### Work to be completed
Retype every entry word for word.

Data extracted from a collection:
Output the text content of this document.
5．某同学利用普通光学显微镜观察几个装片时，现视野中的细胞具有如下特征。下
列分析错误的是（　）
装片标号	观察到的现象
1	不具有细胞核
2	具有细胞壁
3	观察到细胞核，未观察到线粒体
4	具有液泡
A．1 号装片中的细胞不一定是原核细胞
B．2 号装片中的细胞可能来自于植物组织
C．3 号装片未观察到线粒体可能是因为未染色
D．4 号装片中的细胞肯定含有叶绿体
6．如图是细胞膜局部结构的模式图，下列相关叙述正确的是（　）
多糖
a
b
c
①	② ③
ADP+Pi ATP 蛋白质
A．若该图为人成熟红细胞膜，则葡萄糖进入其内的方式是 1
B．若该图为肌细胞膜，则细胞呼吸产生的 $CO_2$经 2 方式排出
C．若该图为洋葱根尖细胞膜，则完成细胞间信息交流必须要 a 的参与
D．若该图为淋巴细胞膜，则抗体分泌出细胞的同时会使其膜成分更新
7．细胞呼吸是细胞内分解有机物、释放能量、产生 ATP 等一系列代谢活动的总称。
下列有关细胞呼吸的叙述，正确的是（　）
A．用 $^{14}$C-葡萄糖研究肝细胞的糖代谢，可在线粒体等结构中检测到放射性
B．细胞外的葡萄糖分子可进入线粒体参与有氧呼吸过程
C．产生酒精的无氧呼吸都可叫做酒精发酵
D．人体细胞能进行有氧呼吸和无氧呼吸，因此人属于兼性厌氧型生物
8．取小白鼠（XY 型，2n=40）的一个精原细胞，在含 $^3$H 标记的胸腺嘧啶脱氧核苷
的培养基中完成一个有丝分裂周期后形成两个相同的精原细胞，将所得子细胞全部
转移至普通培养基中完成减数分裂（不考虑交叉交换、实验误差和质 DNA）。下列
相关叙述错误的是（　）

### Output for this exercise
Output the text content of this document.
5．某同学利用普通光学显微镜观察几个装片时，现视野中的细胞具有如下特征。下
列分析错误的是（　）
装片标号	观察到的现象
1	不具有细胞核
2	具有细胞壁
3	观察到细胞核，未观察到线粒体
4	具有液泡
A．1 号装片中的细胞不一定是原核细胞
B．2 号装片中的细胞可能来自于植物组织
C．3 号装片未观察到线粒体可能是因为未染色
D．4 号装片中的细胞肯定含有叶绿体
6．如图是细胞膜局部结构的模式图，下列相关叙述正确的是（　）
多糖
a
b
c
①	② ③
ADP+Pi ATP 蛋白质
A．若该图为人成熟红细胞膜，则葡萄糖进入其内的方式是 1
B．若该图为肌细胞膜，则细胞呼吸产生的 $CO_2$经 2 方式排出
C．若该图为洋葱根尖细胞膜，则完成细胞间信息交流必须要 a 的参与
D．若该图为淋巴细胞膜，则抗体分泌出细胞的同时会使其膜成分更新
7．细胞呼吸是细胞内分解有机物、释放能量、产生 ATP 等一系列代谢活动的总称。
下列有关细胞呼吸的叙述，正确的是（　）
A．用 $^{14}$C-葡萄糖研究肝细胞的糖代谢，可在线粒体等结构中检测到放射性
B．细胞外的葡萄糖分子可进入线粒体参与有氧呼吸过程
C．产生酒精的无氧呼吸都可叫做酒精发酵
D．人体细胞能进行有氧呼吸和无氧呼吸，因此人属于兼性厌氧型生物
8．取小白鼠（XY 型，2n=40）的一个精原细胞，在含 $^3$H 标记的胸腺嘧啶脱氧核苷
的培养基中完成一个有丝分裂周期后形成两个相同的精原细胞，将所得子细胞全部
转移至普通培养基中完成减数分裂（不考虑交叉交换、实验误差和质 DNA）。下列
相关叙述错误的是（　）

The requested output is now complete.